Items from a figure collection
--- BEGIN ---

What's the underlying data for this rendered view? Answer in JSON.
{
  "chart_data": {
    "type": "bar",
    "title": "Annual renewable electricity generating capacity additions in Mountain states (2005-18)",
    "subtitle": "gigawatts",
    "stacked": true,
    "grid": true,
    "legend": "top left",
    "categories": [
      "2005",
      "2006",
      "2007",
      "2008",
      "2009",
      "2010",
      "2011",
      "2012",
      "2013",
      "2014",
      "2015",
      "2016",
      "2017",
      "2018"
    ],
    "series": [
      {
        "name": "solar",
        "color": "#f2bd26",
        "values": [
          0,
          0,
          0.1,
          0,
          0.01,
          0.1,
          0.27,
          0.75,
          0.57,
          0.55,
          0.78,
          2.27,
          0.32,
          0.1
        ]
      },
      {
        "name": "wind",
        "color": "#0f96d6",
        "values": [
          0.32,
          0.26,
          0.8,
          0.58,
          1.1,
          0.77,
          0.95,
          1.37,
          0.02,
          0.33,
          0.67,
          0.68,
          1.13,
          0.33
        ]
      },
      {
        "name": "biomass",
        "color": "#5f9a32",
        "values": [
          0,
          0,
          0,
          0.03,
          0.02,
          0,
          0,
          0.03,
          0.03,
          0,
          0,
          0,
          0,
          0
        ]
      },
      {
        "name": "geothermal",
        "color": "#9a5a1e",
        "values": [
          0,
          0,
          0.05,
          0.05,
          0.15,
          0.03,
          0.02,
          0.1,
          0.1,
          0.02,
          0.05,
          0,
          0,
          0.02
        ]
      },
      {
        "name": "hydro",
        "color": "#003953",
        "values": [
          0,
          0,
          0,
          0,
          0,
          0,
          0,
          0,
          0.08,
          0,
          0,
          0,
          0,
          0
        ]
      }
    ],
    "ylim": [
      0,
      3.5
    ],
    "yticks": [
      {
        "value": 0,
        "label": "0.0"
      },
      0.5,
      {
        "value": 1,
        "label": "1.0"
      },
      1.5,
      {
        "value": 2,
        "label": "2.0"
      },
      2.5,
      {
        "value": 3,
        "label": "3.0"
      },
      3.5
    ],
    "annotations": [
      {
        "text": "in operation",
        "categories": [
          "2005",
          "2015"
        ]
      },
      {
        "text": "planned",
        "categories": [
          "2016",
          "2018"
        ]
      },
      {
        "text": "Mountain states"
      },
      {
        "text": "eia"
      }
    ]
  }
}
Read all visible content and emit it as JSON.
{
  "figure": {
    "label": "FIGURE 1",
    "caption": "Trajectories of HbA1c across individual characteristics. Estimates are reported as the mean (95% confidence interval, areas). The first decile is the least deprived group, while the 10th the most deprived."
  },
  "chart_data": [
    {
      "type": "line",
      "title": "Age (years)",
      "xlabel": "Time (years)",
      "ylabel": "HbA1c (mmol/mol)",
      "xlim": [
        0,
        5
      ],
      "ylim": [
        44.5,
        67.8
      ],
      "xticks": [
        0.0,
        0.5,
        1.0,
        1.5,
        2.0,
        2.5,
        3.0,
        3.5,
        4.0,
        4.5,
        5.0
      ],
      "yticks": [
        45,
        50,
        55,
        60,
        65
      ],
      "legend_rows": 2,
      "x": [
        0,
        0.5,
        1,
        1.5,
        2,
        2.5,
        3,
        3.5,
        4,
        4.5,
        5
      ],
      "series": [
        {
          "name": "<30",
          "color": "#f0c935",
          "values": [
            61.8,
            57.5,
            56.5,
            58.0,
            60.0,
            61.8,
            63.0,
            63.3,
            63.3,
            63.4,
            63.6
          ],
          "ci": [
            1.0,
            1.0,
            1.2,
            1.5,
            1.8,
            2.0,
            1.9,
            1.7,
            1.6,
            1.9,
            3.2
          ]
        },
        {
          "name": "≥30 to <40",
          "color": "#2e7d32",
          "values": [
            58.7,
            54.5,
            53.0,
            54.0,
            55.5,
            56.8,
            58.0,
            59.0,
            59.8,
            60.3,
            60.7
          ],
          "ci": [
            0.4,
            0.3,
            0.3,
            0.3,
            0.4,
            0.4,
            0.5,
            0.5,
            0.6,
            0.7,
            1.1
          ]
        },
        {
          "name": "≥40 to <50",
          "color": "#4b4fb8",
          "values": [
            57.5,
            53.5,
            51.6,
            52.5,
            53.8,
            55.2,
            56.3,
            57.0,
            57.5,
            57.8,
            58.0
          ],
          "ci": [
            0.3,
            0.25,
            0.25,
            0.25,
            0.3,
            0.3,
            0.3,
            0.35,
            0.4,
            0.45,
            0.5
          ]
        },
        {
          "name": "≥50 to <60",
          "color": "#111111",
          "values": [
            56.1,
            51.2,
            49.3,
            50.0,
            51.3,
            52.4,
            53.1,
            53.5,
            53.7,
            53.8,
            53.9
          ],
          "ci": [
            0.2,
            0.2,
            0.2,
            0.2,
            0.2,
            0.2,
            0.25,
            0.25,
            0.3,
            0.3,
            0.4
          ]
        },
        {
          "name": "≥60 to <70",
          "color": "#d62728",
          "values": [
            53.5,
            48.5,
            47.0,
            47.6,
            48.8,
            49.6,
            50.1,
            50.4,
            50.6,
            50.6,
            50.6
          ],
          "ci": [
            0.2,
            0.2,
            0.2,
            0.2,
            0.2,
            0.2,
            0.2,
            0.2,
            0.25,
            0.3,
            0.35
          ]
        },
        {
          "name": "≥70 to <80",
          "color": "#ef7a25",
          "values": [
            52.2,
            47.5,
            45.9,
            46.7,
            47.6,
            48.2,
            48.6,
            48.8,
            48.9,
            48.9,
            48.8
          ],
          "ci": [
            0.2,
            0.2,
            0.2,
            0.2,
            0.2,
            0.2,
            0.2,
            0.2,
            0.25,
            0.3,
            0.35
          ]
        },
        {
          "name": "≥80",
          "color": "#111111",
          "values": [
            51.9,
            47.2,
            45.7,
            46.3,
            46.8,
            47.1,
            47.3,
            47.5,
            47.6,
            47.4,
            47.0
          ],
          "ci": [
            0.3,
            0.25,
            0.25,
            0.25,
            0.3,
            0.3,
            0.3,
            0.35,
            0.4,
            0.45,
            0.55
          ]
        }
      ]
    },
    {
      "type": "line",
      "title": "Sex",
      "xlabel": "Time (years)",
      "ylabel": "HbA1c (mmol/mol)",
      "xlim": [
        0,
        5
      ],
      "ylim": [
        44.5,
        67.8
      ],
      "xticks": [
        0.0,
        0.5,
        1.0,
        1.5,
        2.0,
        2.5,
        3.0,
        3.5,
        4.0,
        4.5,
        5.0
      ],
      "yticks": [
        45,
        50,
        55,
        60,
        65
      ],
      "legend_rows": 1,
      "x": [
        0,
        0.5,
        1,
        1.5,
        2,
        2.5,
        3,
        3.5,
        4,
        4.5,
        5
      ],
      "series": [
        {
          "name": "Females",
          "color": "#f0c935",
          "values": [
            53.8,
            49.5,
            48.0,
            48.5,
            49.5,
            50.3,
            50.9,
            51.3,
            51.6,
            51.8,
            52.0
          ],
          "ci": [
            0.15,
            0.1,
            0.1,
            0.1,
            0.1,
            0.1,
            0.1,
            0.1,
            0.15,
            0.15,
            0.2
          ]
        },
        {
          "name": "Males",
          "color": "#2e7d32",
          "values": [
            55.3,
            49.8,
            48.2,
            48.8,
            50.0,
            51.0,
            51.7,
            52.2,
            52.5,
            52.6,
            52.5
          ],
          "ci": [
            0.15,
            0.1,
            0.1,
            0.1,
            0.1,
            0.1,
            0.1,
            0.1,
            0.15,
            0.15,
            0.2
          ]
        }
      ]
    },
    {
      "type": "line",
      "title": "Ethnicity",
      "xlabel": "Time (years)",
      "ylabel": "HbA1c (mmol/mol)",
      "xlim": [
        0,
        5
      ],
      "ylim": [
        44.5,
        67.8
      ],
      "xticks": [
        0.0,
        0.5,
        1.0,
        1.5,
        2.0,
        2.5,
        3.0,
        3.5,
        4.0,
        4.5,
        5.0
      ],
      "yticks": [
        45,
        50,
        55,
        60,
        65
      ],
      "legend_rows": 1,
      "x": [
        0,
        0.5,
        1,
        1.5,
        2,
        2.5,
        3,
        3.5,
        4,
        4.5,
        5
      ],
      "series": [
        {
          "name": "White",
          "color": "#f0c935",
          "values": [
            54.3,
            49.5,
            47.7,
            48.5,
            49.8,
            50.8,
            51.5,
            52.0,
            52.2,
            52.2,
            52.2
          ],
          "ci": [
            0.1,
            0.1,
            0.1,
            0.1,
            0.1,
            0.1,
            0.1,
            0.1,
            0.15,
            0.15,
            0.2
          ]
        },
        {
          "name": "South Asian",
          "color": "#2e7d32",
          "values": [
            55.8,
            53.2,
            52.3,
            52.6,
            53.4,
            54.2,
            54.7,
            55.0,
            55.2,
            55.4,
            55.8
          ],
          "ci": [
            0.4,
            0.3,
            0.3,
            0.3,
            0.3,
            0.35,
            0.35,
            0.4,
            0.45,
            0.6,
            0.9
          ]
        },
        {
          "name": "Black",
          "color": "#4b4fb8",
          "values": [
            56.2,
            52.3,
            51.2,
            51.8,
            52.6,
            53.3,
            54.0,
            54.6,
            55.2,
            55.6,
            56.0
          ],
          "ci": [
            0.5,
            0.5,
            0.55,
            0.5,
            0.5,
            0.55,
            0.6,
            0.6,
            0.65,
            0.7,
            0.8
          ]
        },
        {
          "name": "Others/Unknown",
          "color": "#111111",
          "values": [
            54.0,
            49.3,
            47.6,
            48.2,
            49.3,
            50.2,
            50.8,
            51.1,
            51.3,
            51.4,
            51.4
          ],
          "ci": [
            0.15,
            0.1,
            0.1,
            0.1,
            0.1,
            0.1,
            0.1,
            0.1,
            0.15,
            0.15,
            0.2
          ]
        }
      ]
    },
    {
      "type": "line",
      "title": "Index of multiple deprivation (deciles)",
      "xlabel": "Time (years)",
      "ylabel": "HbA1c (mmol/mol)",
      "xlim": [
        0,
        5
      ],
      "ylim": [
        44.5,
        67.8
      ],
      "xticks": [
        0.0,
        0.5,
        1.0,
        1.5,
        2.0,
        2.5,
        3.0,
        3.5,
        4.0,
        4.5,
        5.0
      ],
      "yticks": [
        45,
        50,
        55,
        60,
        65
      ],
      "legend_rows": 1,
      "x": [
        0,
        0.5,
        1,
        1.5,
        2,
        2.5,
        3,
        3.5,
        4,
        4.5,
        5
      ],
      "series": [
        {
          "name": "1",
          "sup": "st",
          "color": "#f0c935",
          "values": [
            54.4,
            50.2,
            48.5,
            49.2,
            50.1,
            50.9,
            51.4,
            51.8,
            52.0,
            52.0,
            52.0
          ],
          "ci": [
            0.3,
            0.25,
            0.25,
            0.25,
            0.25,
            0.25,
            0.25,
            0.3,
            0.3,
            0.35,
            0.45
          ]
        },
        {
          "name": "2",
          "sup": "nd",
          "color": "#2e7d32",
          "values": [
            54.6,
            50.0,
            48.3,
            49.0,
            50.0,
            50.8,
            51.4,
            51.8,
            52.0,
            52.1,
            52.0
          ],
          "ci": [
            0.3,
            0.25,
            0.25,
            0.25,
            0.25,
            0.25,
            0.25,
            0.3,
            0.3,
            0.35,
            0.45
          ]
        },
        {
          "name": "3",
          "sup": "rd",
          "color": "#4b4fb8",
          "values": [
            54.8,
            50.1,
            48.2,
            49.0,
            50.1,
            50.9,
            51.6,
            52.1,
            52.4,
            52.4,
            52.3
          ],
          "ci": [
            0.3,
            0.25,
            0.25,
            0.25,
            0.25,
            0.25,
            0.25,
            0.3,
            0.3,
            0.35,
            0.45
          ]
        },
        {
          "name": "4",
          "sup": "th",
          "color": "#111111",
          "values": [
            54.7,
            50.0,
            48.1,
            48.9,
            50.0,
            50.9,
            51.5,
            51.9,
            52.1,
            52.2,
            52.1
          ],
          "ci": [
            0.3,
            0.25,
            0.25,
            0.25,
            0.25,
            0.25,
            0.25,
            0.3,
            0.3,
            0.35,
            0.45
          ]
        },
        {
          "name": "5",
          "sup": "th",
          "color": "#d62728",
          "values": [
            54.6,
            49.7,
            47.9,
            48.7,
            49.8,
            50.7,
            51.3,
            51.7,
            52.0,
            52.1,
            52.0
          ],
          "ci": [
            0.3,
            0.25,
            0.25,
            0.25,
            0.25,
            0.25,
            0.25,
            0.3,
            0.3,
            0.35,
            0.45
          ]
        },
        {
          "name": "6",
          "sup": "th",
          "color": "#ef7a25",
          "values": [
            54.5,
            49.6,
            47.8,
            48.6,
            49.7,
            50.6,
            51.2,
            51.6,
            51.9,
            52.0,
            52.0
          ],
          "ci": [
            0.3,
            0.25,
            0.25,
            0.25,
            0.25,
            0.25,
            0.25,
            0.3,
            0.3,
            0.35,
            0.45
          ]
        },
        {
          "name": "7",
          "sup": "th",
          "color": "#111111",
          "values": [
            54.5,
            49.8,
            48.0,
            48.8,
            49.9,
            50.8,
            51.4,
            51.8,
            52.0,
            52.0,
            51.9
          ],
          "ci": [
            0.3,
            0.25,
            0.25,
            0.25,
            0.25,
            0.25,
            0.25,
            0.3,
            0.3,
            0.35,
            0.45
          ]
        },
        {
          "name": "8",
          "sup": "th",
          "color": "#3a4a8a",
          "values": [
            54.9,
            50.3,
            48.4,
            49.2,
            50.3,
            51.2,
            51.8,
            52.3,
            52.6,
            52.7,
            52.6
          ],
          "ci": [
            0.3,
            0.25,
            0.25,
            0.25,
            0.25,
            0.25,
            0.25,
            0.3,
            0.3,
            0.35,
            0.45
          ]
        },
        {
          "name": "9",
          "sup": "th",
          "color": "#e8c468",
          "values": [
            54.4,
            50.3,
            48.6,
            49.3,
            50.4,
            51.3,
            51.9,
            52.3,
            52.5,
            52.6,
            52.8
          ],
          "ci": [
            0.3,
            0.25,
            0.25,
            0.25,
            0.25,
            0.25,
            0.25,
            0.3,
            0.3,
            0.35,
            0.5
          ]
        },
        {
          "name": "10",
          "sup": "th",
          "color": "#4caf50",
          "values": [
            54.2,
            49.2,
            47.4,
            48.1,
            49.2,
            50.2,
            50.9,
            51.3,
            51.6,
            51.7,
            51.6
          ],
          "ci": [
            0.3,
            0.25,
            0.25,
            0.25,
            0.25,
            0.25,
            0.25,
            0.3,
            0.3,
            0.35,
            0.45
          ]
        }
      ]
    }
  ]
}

--- END ---

**STATED TASK:**
Copy each line of the data that contains the word "Mountain".

**ANSWER TO THE PROBLEM:**
    "title": "Annual renewable electricity generating capacity additions in Mountain states (2005-18)",
        "text": "Mountain states"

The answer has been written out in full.